Dataset entries

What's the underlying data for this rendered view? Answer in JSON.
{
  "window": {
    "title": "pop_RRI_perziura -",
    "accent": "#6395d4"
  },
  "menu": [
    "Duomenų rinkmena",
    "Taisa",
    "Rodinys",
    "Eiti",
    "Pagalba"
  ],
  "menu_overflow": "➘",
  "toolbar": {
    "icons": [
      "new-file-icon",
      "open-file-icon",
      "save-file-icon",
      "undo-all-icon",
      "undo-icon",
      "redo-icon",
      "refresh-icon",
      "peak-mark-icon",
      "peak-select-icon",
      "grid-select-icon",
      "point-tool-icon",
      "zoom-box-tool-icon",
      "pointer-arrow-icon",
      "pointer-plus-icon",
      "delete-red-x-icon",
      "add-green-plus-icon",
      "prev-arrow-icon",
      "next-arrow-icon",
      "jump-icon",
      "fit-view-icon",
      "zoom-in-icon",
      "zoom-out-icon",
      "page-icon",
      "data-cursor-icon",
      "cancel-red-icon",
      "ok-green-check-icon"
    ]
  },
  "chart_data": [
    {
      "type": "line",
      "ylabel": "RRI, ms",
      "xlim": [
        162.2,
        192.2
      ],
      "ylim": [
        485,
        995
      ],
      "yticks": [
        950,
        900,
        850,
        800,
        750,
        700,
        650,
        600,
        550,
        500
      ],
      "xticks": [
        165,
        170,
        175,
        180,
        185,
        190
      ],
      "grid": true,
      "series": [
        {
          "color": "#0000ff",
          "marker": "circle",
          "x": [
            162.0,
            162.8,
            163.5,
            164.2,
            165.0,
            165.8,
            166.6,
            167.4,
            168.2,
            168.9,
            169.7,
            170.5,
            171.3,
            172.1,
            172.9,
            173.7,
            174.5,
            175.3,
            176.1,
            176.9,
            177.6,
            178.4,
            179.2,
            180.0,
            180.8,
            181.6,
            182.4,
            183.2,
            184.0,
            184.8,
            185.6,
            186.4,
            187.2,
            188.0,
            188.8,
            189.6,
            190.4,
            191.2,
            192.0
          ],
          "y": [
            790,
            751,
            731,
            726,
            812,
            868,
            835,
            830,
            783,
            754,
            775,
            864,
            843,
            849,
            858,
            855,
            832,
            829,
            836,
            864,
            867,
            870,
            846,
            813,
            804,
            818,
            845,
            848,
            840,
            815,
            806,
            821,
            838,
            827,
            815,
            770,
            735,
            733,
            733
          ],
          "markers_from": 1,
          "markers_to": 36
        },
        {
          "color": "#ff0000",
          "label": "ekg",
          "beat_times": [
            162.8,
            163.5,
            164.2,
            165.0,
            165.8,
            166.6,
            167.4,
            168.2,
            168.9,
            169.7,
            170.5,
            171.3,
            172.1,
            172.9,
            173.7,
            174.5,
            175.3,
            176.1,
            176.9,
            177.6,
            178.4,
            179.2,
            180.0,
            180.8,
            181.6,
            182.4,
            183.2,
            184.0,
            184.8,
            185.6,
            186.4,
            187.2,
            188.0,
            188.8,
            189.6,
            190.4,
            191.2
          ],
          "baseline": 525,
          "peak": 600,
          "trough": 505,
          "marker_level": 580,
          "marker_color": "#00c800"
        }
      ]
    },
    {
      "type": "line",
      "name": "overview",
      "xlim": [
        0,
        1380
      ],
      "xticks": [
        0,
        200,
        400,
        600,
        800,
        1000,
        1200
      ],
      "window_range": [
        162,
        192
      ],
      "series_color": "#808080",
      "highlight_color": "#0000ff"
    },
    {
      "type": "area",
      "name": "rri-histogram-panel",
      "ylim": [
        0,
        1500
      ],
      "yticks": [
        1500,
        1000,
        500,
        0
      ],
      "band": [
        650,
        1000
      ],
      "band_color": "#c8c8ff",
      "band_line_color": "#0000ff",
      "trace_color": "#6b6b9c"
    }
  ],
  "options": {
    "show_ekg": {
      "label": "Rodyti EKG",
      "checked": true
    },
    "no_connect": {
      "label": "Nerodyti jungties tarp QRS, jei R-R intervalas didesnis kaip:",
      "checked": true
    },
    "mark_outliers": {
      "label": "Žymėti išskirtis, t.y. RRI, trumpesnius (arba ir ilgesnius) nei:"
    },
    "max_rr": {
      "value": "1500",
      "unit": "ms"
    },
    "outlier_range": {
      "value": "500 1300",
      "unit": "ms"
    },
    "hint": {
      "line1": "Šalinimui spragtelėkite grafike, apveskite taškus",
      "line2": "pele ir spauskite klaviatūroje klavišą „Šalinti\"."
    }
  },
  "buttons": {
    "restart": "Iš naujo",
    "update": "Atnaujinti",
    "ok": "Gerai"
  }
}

DIRECTIONS FOR THIS TASK
Figure out how many lines of the data above include "arrow", then give the number and nothing more.

COMPLETE ANSWER
3